> THE PROBLEM: Below is some material; set it all down exactly, apart from the pictures.

> EXTRACTED DATA:
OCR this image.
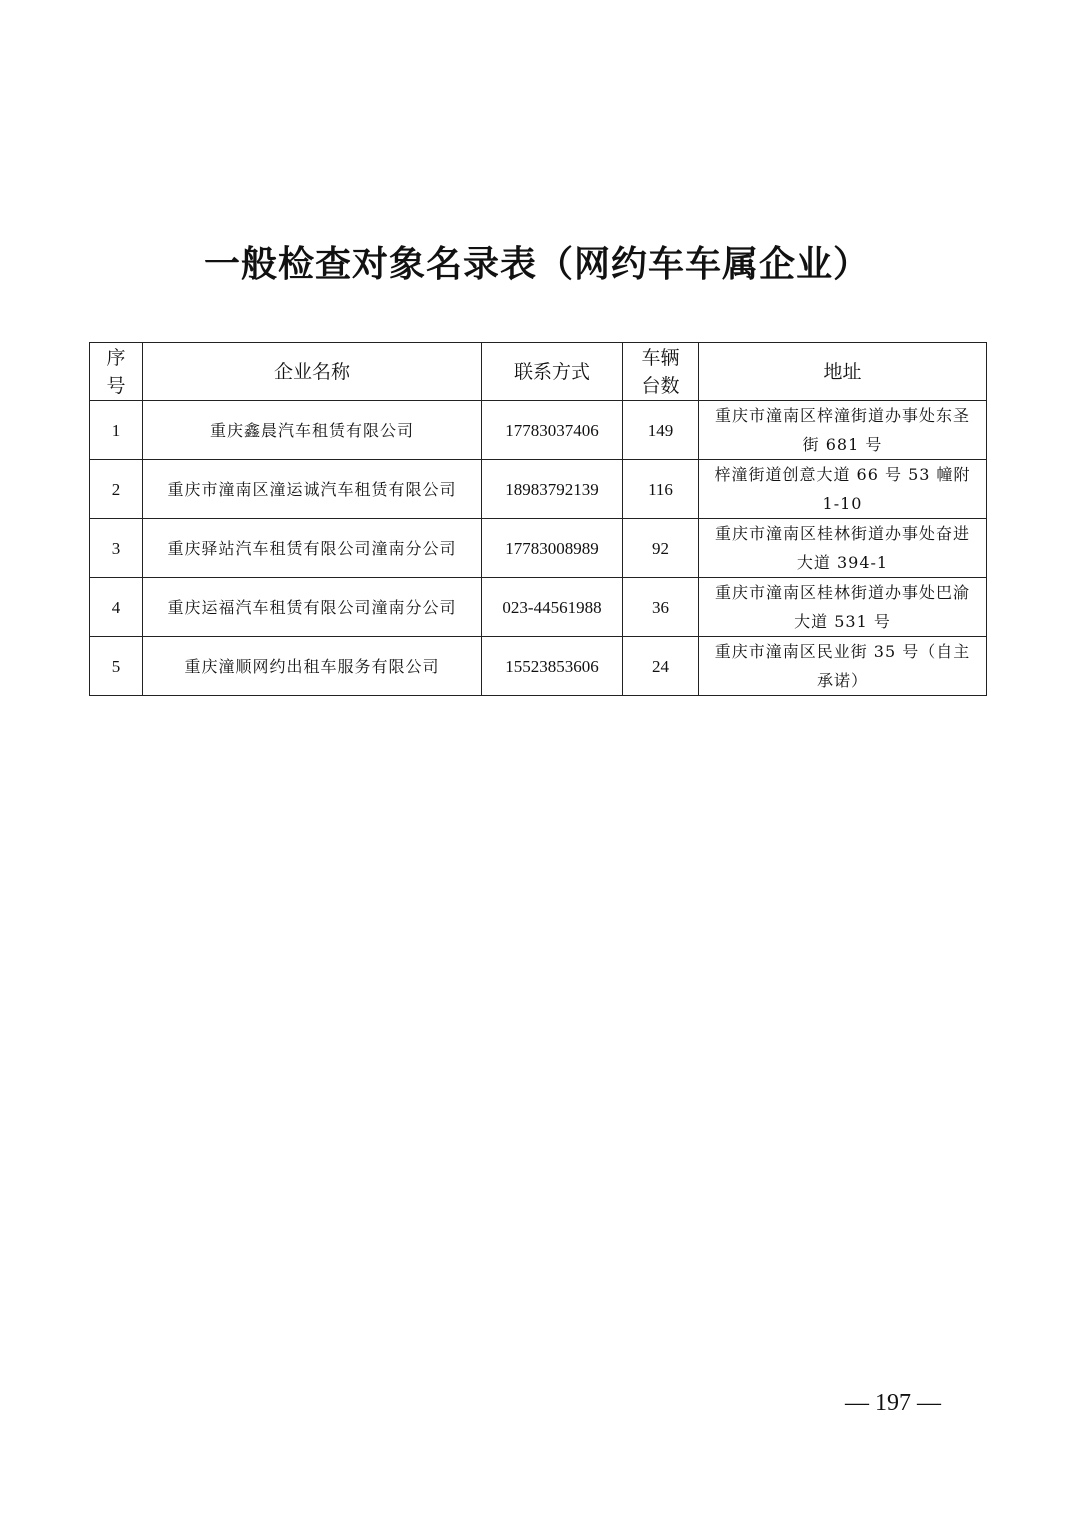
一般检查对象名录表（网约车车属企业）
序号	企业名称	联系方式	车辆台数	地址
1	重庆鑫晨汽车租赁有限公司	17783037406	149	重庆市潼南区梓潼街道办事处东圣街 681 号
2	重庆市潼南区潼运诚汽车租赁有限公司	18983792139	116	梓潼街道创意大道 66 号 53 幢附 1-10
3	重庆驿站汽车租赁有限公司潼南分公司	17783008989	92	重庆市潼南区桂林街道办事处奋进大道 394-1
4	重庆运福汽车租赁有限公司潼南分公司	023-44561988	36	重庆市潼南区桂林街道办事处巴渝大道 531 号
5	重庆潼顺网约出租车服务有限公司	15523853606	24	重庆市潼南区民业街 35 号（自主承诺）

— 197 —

> EXERCISE RESPONSE:
OCR this image.
一般检查对象名录表（网约车车属企业）
序号	企业名称	联系方式	车辆台数	地址
1	重庆鑫晨汽车租赁有限公司	17783037406	149	重庆市潼南区梓潼街道办事处东圣街 681 号
2	重庆市潼南区潼运诚汽车租赁有限公司	18983792139	116	梓潼街道创意大道 66 号 53 幢附 1-10
3	重庆驿站汽车租赁有限公司潼南分公司	17783008989	92	重庆市潼南区桂林街道办事处奋进大道 394-1
4	重庆运福汽车租赁有限公司潼南分公司	023-44561988	36	重庆市潼南区桂林街道办事处巴渝大道 531 号
5	重庆潼顺网约出租车服务有限公司	15523853606	24	重庆市潼南区民业街 35 号（自主承诺）

— 197 —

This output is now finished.